# Set problem:
State how many lines of the entries below hold the word "this"; reply with nothing but the number.

Dataset listings of figures:
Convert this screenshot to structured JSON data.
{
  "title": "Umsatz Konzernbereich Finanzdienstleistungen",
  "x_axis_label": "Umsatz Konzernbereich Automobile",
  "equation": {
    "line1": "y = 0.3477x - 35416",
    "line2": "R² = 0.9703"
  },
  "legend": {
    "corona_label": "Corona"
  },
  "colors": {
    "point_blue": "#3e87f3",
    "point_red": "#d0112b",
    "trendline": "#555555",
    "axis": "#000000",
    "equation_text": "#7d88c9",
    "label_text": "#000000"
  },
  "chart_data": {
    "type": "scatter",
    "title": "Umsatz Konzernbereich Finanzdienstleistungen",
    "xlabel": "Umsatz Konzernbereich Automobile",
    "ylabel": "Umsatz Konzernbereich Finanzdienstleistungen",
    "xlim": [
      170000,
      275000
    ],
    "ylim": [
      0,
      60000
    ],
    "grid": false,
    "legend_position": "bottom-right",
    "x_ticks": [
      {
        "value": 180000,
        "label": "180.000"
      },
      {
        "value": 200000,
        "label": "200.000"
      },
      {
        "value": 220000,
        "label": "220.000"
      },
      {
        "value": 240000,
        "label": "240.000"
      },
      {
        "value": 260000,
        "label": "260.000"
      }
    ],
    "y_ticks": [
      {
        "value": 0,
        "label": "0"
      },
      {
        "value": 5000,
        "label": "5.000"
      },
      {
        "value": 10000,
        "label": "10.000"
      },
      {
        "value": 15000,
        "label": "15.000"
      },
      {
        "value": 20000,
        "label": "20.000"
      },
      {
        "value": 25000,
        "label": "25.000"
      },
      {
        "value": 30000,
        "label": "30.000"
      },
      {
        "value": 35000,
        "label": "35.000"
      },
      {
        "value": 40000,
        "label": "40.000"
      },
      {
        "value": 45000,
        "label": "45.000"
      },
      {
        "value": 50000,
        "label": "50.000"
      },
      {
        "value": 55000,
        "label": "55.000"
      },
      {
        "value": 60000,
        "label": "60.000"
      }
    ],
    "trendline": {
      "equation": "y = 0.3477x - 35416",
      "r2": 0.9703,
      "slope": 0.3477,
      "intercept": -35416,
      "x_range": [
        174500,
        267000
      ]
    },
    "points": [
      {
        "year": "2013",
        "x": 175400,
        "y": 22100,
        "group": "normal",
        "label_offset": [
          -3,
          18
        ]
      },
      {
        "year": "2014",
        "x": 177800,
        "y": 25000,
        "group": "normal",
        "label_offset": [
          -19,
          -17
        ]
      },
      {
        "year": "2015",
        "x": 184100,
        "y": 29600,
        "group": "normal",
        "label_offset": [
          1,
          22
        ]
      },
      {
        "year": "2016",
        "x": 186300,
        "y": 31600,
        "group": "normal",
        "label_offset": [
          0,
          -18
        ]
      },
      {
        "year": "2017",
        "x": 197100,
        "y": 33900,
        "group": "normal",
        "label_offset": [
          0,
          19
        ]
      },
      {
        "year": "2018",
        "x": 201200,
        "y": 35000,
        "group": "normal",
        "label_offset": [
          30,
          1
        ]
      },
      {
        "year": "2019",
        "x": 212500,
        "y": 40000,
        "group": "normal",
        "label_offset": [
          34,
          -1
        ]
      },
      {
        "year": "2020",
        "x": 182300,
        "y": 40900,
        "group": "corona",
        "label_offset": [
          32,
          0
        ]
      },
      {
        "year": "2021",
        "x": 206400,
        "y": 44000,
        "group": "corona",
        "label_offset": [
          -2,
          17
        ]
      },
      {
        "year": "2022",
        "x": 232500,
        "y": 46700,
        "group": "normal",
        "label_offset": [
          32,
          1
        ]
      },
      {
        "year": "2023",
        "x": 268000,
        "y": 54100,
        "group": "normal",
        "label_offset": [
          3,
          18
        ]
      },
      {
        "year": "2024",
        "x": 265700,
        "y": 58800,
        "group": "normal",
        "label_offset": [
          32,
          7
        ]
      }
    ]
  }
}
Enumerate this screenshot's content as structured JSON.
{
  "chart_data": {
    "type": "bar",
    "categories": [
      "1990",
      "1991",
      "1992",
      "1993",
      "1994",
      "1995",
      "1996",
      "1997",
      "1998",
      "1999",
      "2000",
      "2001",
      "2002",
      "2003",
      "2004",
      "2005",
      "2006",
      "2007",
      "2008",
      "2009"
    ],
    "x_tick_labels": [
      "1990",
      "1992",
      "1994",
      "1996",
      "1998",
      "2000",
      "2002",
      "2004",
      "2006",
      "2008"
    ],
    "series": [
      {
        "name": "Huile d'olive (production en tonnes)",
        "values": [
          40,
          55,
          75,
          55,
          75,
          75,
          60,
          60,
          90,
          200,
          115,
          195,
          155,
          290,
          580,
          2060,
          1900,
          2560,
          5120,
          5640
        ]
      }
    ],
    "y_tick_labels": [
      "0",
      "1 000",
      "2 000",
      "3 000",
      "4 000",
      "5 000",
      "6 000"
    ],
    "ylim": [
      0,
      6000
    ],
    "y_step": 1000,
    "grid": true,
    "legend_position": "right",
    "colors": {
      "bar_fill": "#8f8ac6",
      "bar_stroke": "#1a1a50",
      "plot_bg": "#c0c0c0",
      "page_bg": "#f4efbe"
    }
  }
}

# Task result:
2